WHAT NEEDS TO BE DONE: List all lines of the data that include the string "bottom".

SUPPLIED MATERIAL:
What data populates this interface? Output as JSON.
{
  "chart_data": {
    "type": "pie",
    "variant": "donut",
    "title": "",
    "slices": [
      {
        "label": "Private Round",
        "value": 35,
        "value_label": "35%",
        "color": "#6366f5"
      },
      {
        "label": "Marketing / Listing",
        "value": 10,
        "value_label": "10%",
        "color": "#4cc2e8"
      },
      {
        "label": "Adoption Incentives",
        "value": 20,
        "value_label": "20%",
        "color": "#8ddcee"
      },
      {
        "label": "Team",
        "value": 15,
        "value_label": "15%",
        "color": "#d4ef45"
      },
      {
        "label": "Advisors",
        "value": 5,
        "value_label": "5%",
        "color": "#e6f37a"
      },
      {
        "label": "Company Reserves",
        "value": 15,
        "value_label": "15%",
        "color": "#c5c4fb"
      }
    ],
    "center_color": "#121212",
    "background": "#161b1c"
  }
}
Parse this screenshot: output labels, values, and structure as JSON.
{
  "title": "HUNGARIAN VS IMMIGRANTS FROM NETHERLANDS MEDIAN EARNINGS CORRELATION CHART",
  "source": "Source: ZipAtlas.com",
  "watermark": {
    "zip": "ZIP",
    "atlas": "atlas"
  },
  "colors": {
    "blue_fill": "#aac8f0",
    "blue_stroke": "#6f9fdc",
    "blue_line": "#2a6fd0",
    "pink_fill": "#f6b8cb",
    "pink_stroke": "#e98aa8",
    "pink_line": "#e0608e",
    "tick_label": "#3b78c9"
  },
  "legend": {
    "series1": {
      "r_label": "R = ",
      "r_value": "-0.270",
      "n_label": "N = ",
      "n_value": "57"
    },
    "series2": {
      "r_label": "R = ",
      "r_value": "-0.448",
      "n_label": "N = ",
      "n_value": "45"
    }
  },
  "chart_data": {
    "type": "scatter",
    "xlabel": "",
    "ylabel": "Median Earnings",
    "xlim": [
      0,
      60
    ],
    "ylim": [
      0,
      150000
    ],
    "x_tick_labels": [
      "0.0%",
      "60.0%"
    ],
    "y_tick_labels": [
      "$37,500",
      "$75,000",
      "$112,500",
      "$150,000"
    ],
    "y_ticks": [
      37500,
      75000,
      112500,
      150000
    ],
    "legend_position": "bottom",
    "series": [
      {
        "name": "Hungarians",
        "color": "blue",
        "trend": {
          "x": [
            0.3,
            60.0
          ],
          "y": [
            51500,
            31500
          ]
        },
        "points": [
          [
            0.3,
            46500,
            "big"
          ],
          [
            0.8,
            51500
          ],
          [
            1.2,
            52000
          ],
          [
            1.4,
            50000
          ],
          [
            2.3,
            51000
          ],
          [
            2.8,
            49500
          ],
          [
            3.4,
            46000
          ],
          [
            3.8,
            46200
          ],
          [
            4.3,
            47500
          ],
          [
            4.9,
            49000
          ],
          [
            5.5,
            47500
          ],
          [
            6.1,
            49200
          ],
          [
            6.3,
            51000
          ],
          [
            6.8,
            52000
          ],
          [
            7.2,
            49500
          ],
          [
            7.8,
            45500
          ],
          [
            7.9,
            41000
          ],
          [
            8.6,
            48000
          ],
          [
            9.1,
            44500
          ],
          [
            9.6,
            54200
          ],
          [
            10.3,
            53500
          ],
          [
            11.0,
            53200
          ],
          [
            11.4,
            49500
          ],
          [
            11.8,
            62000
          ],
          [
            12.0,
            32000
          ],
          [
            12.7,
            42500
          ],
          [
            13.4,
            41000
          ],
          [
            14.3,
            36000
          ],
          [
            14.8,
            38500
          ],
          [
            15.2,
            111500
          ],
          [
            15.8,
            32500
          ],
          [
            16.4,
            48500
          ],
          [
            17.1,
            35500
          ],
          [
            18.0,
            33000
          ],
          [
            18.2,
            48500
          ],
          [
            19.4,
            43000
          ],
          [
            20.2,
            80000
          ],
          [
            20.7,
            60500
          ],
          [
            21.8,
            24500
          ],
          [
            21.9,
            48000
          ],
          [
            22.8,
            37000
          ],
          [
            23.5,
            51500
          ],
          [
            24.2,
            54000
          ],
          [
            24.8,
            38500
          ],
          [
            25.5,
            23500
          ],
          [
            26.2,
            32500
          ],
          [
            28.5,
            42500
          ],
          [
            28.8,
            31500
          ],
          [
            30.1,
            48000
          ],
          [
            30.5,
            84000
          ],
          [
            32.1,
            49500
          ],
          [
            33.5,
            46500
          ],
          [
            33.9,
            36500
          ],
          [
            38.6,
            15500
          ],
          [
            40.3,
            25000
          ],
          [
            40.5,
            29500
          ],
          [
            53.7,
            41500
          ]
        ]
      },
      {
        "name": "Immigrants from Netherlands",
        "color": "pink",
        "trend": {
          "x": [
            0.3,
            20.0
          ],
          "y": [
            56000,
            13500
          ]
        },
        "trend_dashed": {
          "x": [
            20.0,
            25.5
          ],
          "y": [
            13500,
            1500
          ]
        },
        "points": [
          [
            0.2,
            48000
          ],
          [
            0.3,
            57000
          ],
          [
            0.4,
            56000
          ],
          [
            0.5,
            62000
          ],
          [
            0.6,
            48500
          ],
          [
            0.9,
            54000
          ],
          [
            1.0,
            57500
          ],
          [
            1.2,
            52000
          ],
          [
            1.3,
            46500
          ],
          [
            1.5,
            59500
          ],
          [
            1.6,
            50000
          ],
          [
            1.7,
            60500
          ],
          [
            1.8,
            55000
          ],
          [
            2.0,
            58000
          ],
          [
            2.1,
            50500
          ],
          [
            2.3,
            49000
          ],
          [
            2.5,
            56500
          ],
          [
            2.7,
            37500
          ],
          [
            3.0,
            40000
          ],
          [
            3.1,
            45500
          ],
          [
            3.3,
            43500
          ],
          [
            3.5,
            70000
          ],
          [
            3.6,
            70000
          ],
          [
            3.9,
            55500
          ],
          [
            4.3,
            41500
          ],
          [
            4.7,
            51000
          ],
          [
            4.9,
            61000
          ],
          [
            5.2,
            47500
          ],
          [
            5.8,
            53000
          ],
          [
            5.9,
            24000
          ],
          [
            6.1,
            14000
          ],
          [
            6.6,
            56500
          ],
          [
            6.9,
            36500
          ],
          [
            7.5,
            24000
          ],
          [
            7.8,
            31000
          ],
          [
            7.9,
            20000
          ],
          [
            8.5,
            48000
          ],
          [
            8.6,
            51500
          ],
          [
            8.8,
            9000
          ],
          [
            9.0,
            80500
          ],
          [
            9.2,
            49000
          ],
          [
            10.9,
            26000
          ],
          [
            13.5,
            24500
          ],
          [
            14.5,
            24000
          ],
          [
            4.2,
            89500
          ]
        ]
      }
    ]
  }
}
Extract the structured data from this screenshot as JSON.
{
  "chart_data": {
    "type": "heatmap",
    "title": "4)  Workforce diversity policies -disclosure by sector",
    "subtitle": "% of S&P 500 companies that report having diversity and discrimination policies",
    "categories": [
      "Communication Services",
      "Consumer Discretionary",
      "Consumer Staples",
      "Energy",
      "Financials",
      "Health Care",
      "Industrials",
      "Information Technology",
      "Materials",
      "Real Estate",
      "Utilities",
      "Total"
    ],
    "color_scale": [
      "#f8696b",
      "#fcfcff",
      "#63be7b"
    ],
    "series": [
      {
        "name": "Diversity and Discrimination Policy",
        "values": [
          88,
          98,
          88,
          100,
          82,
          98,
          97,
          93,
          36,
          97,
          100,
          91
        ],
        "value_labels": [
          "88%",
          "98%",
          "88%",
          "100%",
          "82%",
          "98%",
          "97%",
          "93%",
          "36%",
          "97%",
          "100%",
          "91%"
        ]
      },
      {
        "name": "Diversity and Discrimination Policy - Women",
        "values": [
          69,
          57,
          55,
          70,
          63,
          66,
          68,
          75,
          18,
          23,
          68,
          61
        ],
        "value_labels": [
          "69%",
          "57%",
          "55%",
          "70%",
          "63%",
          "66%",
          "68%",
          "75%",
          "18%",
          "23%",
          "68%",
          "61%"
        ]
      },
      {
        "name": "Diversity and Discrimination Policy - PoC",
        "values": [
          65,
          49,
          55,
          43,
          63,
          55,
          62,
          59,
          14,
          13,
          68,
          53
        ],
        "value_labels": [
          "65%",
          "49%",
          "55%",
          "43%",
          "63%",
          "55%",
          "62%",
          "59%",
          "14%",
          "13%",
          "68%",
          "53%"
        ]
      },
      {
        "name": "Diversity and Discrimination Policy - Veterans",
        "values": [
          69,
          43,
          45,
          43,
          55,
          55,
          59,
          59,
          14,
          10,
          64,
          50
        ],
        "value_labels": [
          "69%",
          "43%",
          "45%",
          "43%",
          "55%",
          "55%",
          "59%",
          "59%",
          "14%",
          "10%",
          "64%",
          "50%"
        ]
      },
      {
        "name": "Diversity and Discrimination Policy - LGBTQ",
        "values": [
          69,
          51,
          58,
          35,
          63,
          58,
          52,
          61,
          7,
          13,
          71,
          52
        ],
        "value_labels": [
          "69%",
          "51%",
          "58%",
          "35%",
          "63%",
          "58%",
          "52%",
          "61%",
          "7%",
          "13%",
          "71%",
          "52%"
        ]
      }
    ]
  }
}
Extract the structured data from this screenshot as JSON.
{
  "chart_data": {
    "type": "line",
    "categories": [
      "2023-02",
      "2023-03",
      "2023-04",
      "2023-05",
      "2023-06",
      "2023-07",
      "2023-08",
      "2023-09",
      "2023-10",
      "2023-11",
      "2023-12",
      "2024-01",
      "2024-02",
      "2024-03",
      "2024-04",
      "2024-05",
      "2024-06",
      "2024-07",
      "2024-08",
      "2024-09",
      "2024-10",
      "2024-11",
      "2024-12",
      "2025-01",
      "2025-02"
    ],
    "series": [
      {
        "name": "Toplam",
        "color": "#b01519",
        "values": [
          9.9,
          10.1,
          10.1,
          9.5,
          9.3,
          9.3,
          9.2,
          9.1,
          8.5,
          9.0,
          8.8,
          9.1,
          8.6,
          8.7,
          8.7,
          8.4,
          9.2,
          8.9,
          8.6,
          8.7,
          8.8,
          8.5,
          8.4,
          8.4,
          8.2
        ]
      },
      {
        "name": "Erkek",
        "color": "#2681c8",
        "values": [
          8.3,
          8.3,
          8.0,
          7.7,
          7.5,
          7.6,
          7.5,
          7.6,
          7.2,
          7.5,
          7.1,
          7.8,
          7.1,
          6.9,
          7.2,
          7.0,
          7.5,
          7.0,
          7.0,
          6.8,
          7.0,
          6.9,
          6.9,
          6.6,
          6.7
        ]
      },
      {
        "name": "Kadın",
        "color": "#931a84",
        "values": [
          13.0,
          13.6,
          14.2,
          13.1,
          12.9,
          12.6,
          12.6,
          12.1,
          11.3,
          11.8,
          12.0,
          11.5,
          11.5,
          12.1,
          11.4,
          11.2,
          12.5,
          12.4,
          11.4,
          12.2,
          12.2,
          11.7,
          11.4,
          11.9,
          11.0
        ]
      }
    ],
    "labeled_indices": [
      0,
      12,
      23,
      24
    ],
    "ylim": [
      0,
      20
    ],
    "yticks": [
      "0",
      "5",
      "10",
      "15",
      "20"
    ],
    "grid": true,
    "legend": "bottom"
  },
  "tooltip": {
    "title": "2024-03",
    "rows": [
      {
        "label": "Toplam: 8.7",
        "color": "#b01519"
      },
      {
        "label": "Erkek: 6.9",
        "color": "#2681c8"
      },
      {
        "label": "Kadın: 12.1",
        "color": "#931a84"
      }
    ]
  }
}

WRITTEN ANSWER:
    "legend_position": "bottom",
    "legend": "bottom"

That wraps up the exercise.